§ **Goal**:
Find the word "frac" in the records below. List each line containing it.

§ **Given data**:
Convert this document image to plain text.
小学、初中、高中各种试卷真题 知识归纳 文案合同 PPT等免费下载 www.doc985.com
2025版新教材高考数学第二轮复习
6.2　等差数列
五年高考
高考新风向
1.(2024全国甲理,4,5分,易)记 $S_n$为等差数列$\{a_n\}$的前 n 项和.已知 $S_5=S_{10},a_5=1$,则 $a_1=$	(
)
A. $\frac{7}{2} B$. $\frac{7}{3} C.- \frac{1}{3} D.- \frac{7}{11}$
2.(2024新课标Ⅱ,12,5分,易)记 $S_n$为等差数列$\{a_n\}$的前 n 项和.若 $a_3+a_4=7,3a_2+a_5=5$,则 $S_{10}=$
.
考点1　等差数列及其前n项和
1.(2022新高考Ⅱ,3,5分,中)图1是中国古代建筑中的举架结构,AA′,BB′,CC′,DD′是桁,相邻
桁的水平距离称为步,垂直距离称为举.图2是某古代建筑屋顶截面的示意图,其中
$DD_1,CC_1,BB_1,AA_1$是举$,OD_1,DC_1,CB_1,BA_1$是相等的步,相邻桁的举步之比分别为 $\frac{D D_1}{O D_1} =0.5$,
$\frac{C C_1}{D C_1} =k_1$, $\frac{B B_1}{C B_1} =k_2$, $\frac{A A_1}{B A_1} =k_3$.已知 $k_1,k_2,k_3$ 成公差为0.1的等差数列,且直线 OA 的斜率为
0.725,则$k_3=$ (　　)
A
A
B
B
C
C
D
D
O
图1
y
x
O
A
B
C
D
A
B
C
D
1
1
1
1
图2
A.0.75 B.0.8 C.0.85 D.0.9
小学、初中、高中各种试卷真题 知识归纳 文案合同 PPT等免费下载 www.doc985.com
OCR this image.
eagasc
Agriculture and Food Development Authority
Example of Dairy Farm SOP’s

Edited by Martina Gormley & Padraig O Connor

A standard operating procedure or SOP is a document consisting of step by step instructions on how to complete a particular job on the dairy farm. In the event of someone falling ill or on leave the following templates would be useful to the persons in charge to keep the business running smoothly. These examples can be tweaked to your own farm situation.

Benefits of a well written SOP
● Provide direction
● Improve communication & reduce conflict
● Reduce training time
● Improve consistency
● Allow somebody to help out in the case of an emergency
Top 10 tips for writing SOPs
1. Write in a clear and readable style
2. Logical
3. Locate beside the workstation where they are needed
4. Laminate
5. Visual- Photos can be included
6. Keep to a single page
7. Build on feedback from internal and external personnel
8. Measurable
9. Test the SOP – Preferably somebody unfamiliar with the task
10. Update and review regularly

§ **Task result**:
A. $\frac{7}{2} B$. $\frac{7}{3} C.- \frac{1}{3} D.- \frac{7}{11}$
$DD_1,CC_1,BB_1,AA_1$是举$,OD_1,DC_1,CB_1,BA_1$是相等的步,相邻桁的举步之比分别为 $\frac{D D_1}{O D_1} =0.5$,
$\frac{C C_1}{D C_1} =k_1$, $\frac{B B_1}{C B_1} =k_2$, $\frac{A A_1}{B A_1} =k_3$.已知 $k_1,k_2,k_3$ 成公差为0.1的等差数列,且直线 OA 的斜率为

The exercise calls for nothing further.